**Goal**:
Reproduce exactly the span of lines beginning at the one with "Type out the text in this image." and ending at the last line of the data below, omitting pictures.

# # # # #

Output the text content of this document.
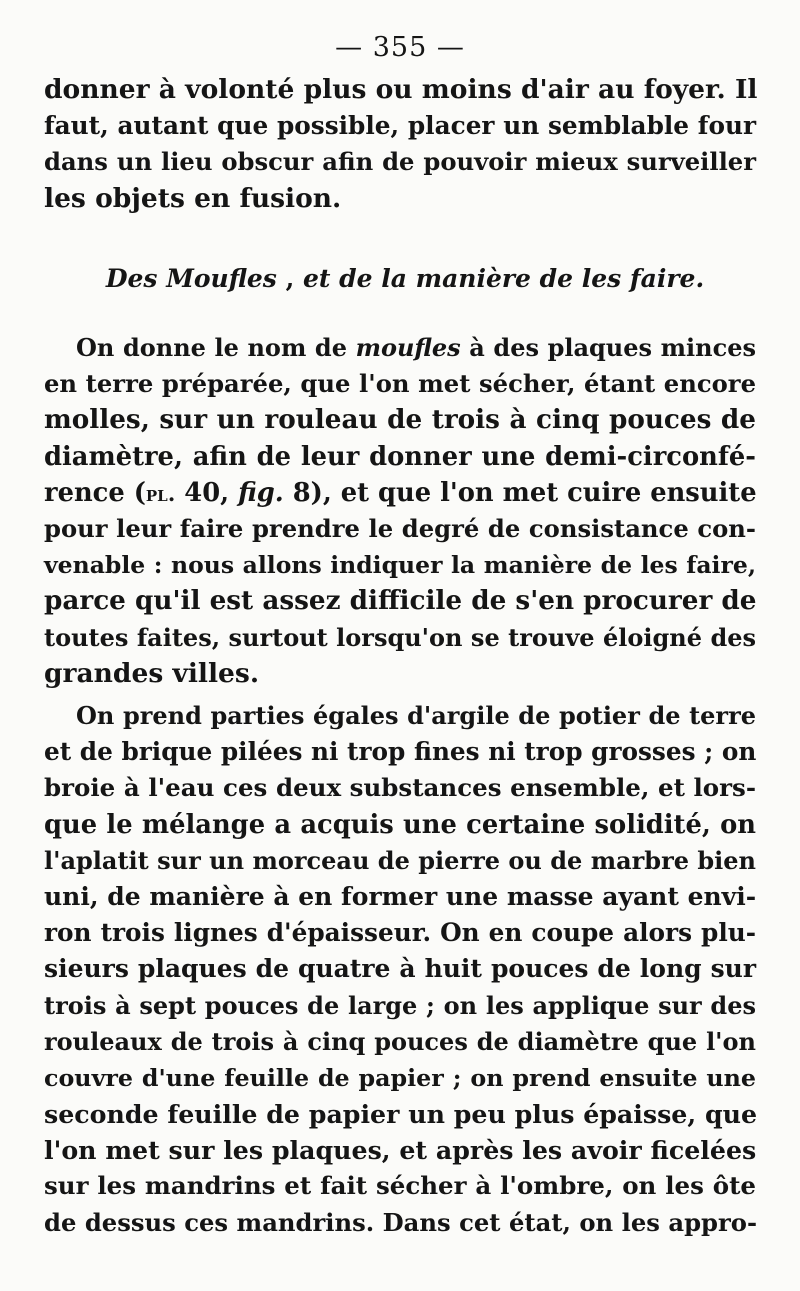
— 355 —
donner à volonté plus ou moins d'air au foyer. Il
faut, autant que possible, placer un semblable four
dans un lieu obscur afin de pouvoir mieux surveiller
les objets en fusion.
Des Moufles , et de la manière de les faire.
On donne le nom de moufles à des plaques minces
en terre préparée, que l'on met sécher, étant encore
molles, sur un rouleau de trois à cinq pouces de
diamètre, afin de leur donner une demi-circonfé-
rence (pl. 40, fig. 8), et que l'on met cuire ensuite
pour leur faire prendre le degré de consistance con-
venable : nous allons indiquer la manière de les faire,
parce qu'il est assez difficile de s'en procurer de
toutes faites, surtout lorsqu'on se trouve éloigné des
grandes villes.
On prend parties égales d'argile de potier de terre
et de brique pilées ni trop fines ni trop grosses ; on
broie à l'eau ces deux substances ensemble, et lors-
que le mélange a acquis une certaine solidité, on
l'aplatit sur un morceau de pierre ou de marbre bien
uni, de manière à en former une masse ayant envi-
ron trois lignes d'épaisseur. On en coupe alors plu-
sieurs plaques de quatre à huit pouces de long sur
trois à sept pouces de large ; on les applique sur des
rouleaux de trois à cinq pouces de diamètre que l'on
couvre d'une feuille de papier ; on prend ensuite une
seconde feuille de papier un peu plus épaisse, que
l'on met sur les plaques, et après les avoir ficelées
sur les mandrins et fait sécher à l'ombre, on les ôte
de dessus ces mandrins. Dans cet état, on les appro-
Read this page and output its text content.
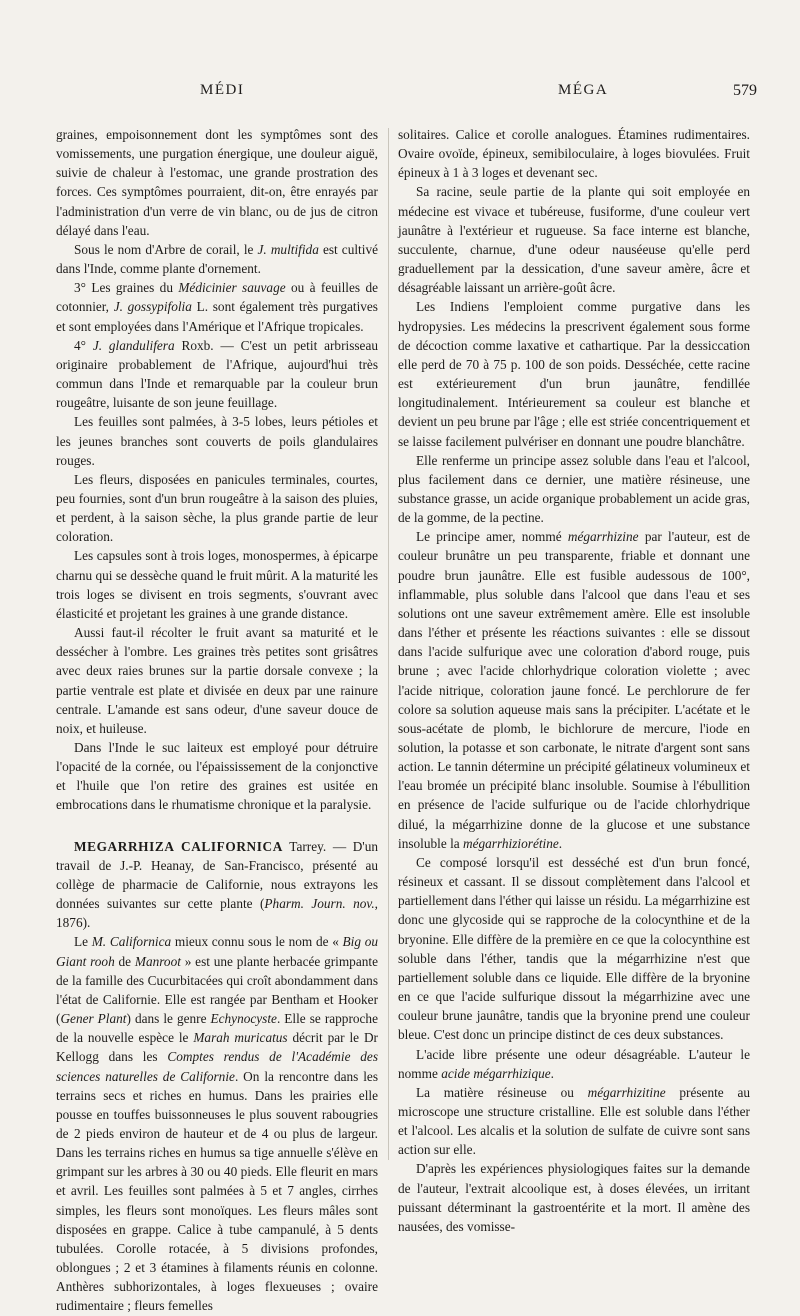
MÉDI	MÉGA	579

graines, empoisonnement dont les symptômes sont des vomissements, une purgation énergique, une douleur aiguë, suivie de chaleur à l'estomac, une grande prostration des forces. Ces symptômes pourraient, dit-on, être enrayés par l'administration d'un verre de vin blanc, ou de jus de citron délayé dans l'eau.

Sous le nom d'Arbre de corail, le J. multifida est cultivé dans l'Inde, comme plante d'ornement.

3° Les graines du Médicinier sauvage ou à feuilles de cotonnier, J. gossypifolia L. sont également très purgatives et sont employées dans l'Amérique et l'Afrique tropicales.

4° J. glandulifera Roxb. — C'est un petit arbrisseau originaire probablement de l'Afrique, aujourd'hui très commun dans l'Inde et remarquable par la couleur brun rougeâtre, luisante de son jeune feuillage.

Les feuilles sont palmées, à 3-5 lobes, leurs pétioles et les jeunes branches sont couverts de poils glandulaires rouges.

Les fleurs, disposées en panicules terminales, courtes, peu fournies, sont d'un brun rougeâtre à la saison des pluies, et perdent, à la saison sèche, la plus grande partie de leur coloration.

Les capsules sont à trois loges, monospermes, à épicarpe charnu qui se dessèche quand le fruit mûrit. A la maturité les trois loges se divisent en trois segments, s'ouvrant avec élasticité et projetant les graines à une grande distance.

Aussi faut-il récolter le fruit avant sa maturité et le dessécher à l'ombre. Les graines très petites sont grisâtres avec deux raies brunes sur la partie dorsale convexe ; la partie ventrale est plate et divisée en deux par une rainure centrale. L'amande est sans odeur, d'une saveur douce de noix, et huileuse.

Dans l'Inde le suc laiteux est employé pour détruire l'opacité de la cornée, ou l'épaississement de la conjonctive et l'huile que l'on retire des graines est usitée en embrocations dans le rhumatisme chronique et la paralysie.

MEGARRHIZA CALIFORNICA Tarrey. — D'un travail de J.-P. Heanay, de San-Francisco, présenté au collège de pharmacie de Californie, nous extrayons les données suivantes sur cette plante (Pharm. Journ. nov., 1876).

Le M. Californica mieux connu sous le nom de « Big ou Giant rooh de Manroot » est une plante herbacée grimpante de la famille des Cucurbitacées qui croît abondamment dans l'état de Californie. Elle est rangée par Bentham et Hooker (Gener Plant) dans le genre Echynocyste. Elle se rapproche de la nouvelle espèce le Marah muricatus décrit par le Dr Kellogg dans les Comptes rendus de l'Académie des sciences naturelles de Californie. On la rencontre dans les terrains secs et riches en humus. Dans les prairies elle pousse en touffes buissonneuses le plus souvent rabougries de 2 pieds environ de hauteur et de 4 ou plus de largeur. Dans les terrains riches en humus sa tige annuelle s'élève en grimpant sur les arbres à 30 ou 40 pieds. Elle fleurit en mars et avril. Les feuilles sont palmées à 5 et 7 angles, cirrhes simples, les fleurs sont monoïques. Les fleurs mâles sont disposées en grappe. Calice à tube campanulé, à 5 dents tubulées. Corolle rotacée, à 5 divisions profondes, oblongues ; 2 et 3 étamines à filaments réunis en colonne. Anthères subhorizontales, à loges flexueuses ; ovaire rudimentaire ; fleurs femelles

solitaires. Calice et corolle analogues. Étamines rudimentaires. Ovaire ovoïde, épineux, semibiloculaire, à loges biovulées. Fruit épineux à 1 à 3 loges et devenant sec.

Sa racine, seule partie de la plante qui soit employée en médecine est vivace et tubéreuse, fusiforme, d'une couleur vert jaunâtre à l'extérieur et rugueuse. Sa face interne est blanche, succulente, charnue, d'une odeur nauséeuse qu'elle perd graduellement par la dessication, d'une saveur amère, âcre et désagréable laissant un arrière-goût âcre.

Les Indiens l'emploient comme purgative dans les hydropysies. Les médecins la prescrivent également sous forme de décoction comme laxative et cathartique. Par la dessiccation elle perd de 70 à 75 p. 100 de son poids. Desséchée, cette racine est extérieurement d'un brun jaunâtre, fendillée longitudinalement. Intérieurement sa couleur est blanche et devient un peu brune par l'âge ; elle est striée concentriquement et se laisse facilement pulvériser en donnant une poudre blanchâtre.

Elle renferme un principe assez soluble dans l'eau et l'alcool, plus facilement dans ce dernier, une matière résineuse, une substance grasse, un acide organique probablement un acide gras, de la gomme, de la pectine.

Le principe amer, nommé mégarrhizine par l'auteur, est de couleur brunâtre un peu transparente, friable et donnant une poudre brun jaunâtre. Elle est fusible audessous de 100°, inflammable, plus soluble dans l'alcool que dans l'eau et ses solutions ont une saveur extrêmement amère. Elle est insoluble dans l'éther et présente les réactions suivantes : elle se dissout dans l'acide sulfurique avec une coloration d'abord rouge, puis brune ; avec l'acide chlorhydrique coloration violette ; avec l'acide nitrique, coloration jaune foncé. Le perchlorure de fer colore sa solution aqueuse mais sans la précipiter. L'acétate et le sous-acétate de plomb, le bichlorure de mercure, l'iode en solution, la potasse et son carbonate, le nitrate d'argent sont sans action. Le tannin détermine un précipité gélatineux volumineux et l'eau bromée un précipité blanc insoluble. Soumise à l'ébullition en présence de l'acide sulfurique ou de l'acide chlorhydrique dilué, la mégarrhizine donne de la glucose et une substance insoluble la mégarrhiziorétine.

Ce composé lorsqu'il est desséché est d'un brun foncé, résineux et cassant. Il se dissout complètement dans l'alcool et partiellement dans l'éther qui laisse un résidu. La mégarrhizine est donc une glycoside qui se rapproche de la colocynthine et de la bryonine. Elle diffère de la première en ce que la colocynthine est soluble dans l'éther, tandis que la mégarrhizine n'est que partiellement soluble dans ce liquide. Elle diffère de la bryonine en ce que l'acide sulfurique dissout la mégarrhizine avec une couleur brune jaunâtre, tandis que la bryonine prend une couleur bleue. C'est donc un principe distinct de ces deux substances.

L'acide libre présente une odeur désagréable. L'auteur le nomme acide mégarrhizique.

La matière résineuse ou mégarrhizitine présente au microscope une structure cristalline. Elle est soluble dans l'éther et l'alcool. Les alcalis et la solution de sulfate de cuivre sont sans action sur elle.

D'après les expériences physiologiques faites sur la demande de l'auteur, l'extrait alcoolique est, à doses élevées, un irritant puissant déterminant la gastroentérite et la mort. Il amène des nausées, des vomisse-
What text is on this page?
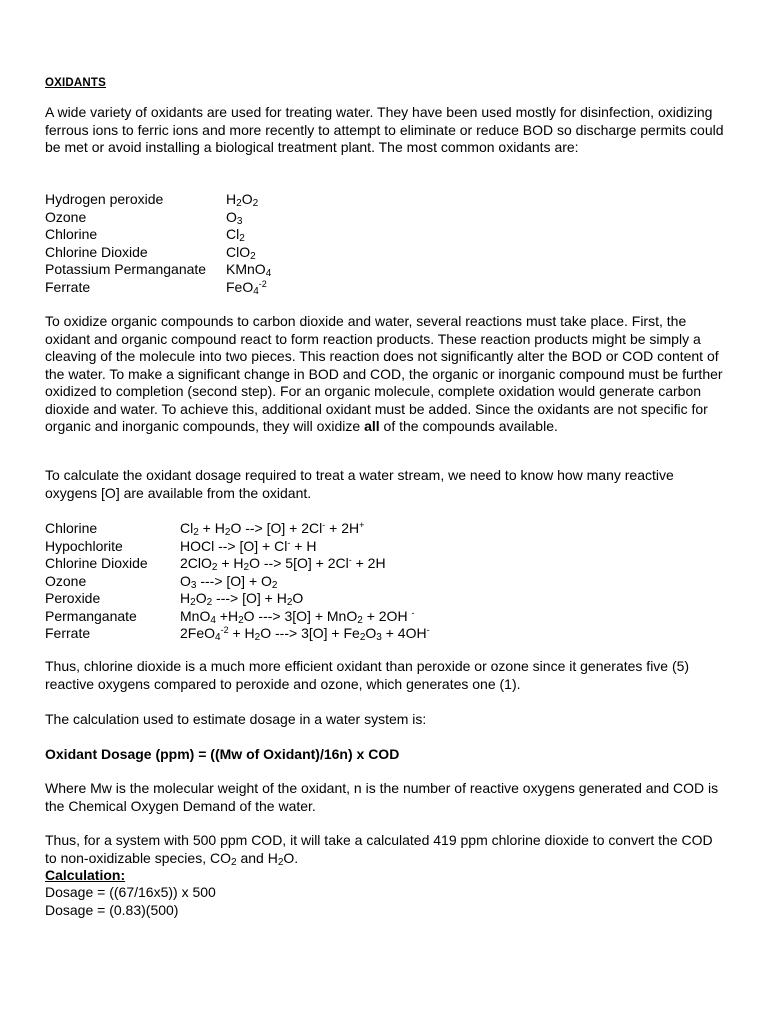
OXIDANTS

A wide variety of oxidants are used for treating water. They have been used mostly for disinfection, oxidizing ferrous ions to ferric ions and more recently to attempt to eliminate or reduce BOD so discharge permits could be met or avoid installing a biological treatment plant. The most common oxidants are:

Hydrogen peroxide	$H_2O_2$
Ozone	$O_3$
Chlorine	$Cl_2$
Chlorine Dioxide	ClO$_2$
Potassium Permanganate	KMnO$_4$
Ferrate	FeO$_4^{-2}$

To oxidize organic compounds to carbon dioxide and water, several reactions must take place. First, the oxidant and organic compound react to form reaction products. These reaction products might be simply a cleaving of the molecule into two pieces. This reaction does not significantly alter the BOD or COD content of the water. To make a significant change in BOD and COD, the organic or inorganic compound must be further oxidized to completion (second step). For an organic molecule, complete oxidation would generate carbon dioxide and water. To achieve this, additional oxidant must be added. Since the oxidants are not specific for organic and inorganic compounds, they will oxidize all of the compounds available.

To calculate the oxidant dosage required to treat a water stream, we need to know how many reactive oxygens [O] are available from the oxidant.

Chlorine	$Cl_2 + H_2O$ --> [O] + 2Cl- + 2H+
Hypochlorite	HOCl --> [O] + Cl- + H
Chlorine Dioxide	$2ClO_2 + H_2O$ --> 5[O] + 2Cl- + 2H
Ozone	$O_3$ ---> $[O] + O_2$
Peroxide	$H_2O_2$ ---> $[O] + H_2O$
Permanganate	$MnO_4 +H_2O$ ---> 3[O] + MnO$_2$ + 2OH -
Ferrate	$2FeO_4^{-2} + H_2O$ ---> $3[O] + Fe_2O_3 + 4OH^-$

Thus, chlorine dioxide is a much more efficient oxidant than peroxide or ozone since it generates five (5) reactive oxygens compared to peroxide and ozone, which generates one (1).

The calculation used to estimate dosage in a water system is:

Oxidant Dosage (ppm) = ((Mw of Oxidant)/16n) x COD

Where Mw is the molecular weight of the oxidant, n is the number of reactive oxygens generated and COD is the Chemical Oxygen Demand of the water.

Thus, for a system with 500 ppm COD, it will take a calculated 419 ppm chlorine dioxide to convert the COD to non-oxidizable species, $CO_2$ and $H_2O$.

Calculation:
Dosage = ((67/16x5)) x 500
Dosage = (0.83)(500)
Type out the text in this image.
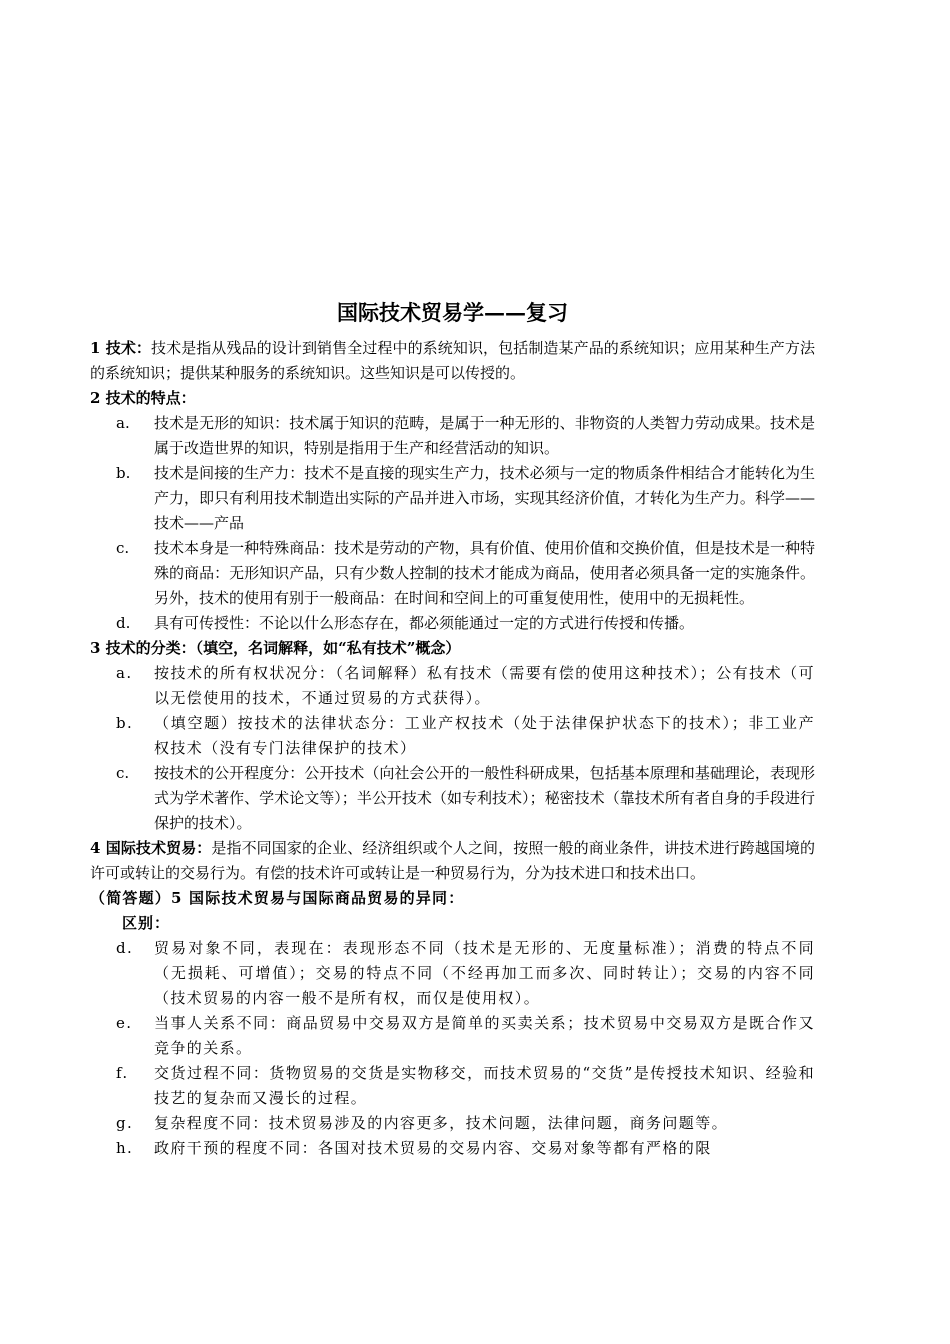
国际技术贸易学——复习

1 技术：技术是指从残品的设计到销售全过程中的系统知识，包括制造某产品的系统知识；应用某种生产方法的系统知识；提供某种服务的系统知识。这些知识是可以传授的。

2 技术的特点：

a.	技术是无形的知识：技术属于知识的范畴，是属于一种无形的、非物资的人类智力劳动成果。技术是属于改造世界的知识，特别是指用于生产和经营活动的知识。
b.	技术是间接的生产力：技术不是直接的现实生产力，技术必须与一定的物质条件相结合才能转化为生产力，即只有利用技术制造出实际的产品并进入市场，实现其经济价值，才转化为生产力。科学——技术——产品
c.	技术本身是一种特殊商品：技术是劳动的产物，具有价值、使用价值和交换价值，但是技术是一种特殊的商品：无形知识产品，只有少数人控制的技术才能成为商品，使用者必须具备一定的实施条件。另外，技术的使用有别于一般商品：在时间和空间上的可重复使用性，使用中的无损耗性。
d.	具有可传授性：不论以什么形态存在，都必须能通过一定的方式进行传授和传播。

3 技术的分类：（填空，名词解释，如“私有技术”概念）

a.	按技术的所有权状况分：（名词解释）私有技术（需要有偿的使用这种技术）；公有技术（可以无偿使用的技术，不通过贸易的方式获得）。
b.	（填空题）按技术的法律状态分：工业产权技术（处于法律保护状态下的技术）；非工业产权技术（没有专门法律保护的技术）
c.	按技术的公开程度分：公开技术（向社会公开的一般性科研成果，包括基本原理和基础理论，表现形式为学术著作、学术论文等）；半公开技术（如专利技术）；秘密技术（靠技术所有者自身的手段进行保护的技术）。

4 国际技术贸易：是指不同国家的企业、经济组织或个人之间，按照一般的商业条件，讲技术进行跨越国境的许可或转让的交易行为。有偿的技术许可或转让是一种贸易行为，分为技术进口和技术出口。

（简答题）5 国际技术贸易与国际商品贸易的异同：

区别：

d.	贸易对象不同，表现在：表现形态不同（技术是无形的、无度量标准）；消费的特点不同（无损耗、可增值）；交易的特点不同（不经再加工而多次、同时转让）；交易的内容不同（技术贸易的内容一般不是所有权，而仅是使用权）。
e.	当事人关系不同：商品贸易中交易双方是简单的买卖关系；技术贸易中交易双方是既合作又竞争的关系。
f.	交货过程不同：货物贸易的交货是实物移交，而技术贸易的“交货”是传授技术知识、经验和技艺的复杂而又漫长的过程。
g.	复杂程度不同：技术贸易涉及的内容更多，技术问题，法律问题，商务问题等。
h.	政府干预的程度不同：各国对技术贸易的交易内容、交易对象等都有严格的限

# # # # #

**Exercise result**:
Type out the text in this image.
国际技术贸易学——复习

1 技术：技术是指从残品的设计到销售全过程中的系统知识，包括制造某产品的系统知识；应用某种生产方法的系统知识；提供某种服务的系统知识。这些知识是可以传授的。

2 技术的特点：

a.	技术是无形的知识：技术属于知识的范畴，是属于一种无形的、非物资的人类智力劳动成果。技术是属于改造世界的知识，特别是指用于生产和经营活动的知识。
b.	技术是间接的生产力：技术不是直接的现实生产力，技术必须与一定的物质条件相结合才能转化为生产力，即只有利用技术制造出实际的产品并进入市场，实现其经济价值，才转化为生产力。科学——技术——产品
c.	技术本身是一种特殊商品：技术是劳动的产物，具有价值、使用价值和交换价值，但是技术是一种特殊的商品：无形知识产品，只有少数人控制的技术才能成为商品，使用者必须具备一定的实施条件。另外，技术的使用有别于一般商品：在时间和空间上的可重复使用性，使用中的无损耗性。
d.	具有可传授性：不论以什么形态存在，都必须能通过一定的方式进行传授和传播。

3 技术的分类：（填空，名词解释，如“私有技术”概念）

a.	按技术的所有权状况分：（名词解释）私有技术（需要有偿的使用这种技术）；公有技术（可以无偿使用的技术，不通过贸易的方式获得）。
b.	（填空题）按技术的法律状态分：工业产权技术（处于法律保护状态下的技术）；非工业产权技术（没有专门法律保护的技术）
c.	按技术的公开程度分：公开技术（向社会公开的一般性科研成果，包括基本原理和基础理论，表现形式为学术著作、学术论文等）；半公开技术（如专利技术）；秘密技术（靠技术所有者自身的手段进行保护的技术）。

4 国际技术贸易：是指不同国家的企业、经济组织或个人之间，按照一般的商业条件，讲技术进行跨越国境的许可或转让的交易行为。有偿的技术许可或转让是一种贸易行为，分为技术进口和技术出口。

（简答题）5 国际技术贸易与国际商品贸易的异同：

区别：

d.	贸易对象不同，表现在：表现形态不同（技术是无形的、无度量标准）；消费的特点不同（无损耗、可增值）；交易的特点不同（不经再加工而多次、同时转让）；交易的内容不同（技术贸易的内容一般不是所有权，而仅是使用权）。
e.	当事人关系不同：商品贸易中交易双方是简单的买卖关系；技术贸易中交易双方是既合作又竞争的关系。
f.	交货过程不同：货物贸易的交货是实物移交，而技术贸易的“交货”是传授技术知识、经验和技艺的复杂而又漫长的过程。
g.	复杂程度不同：技术贸易涉及的内容更多，技术问题，法律问题，商务问题等。
h.	政府干预的程度不同：各国对技术贸易的交易内容、交易对象等都有严格的限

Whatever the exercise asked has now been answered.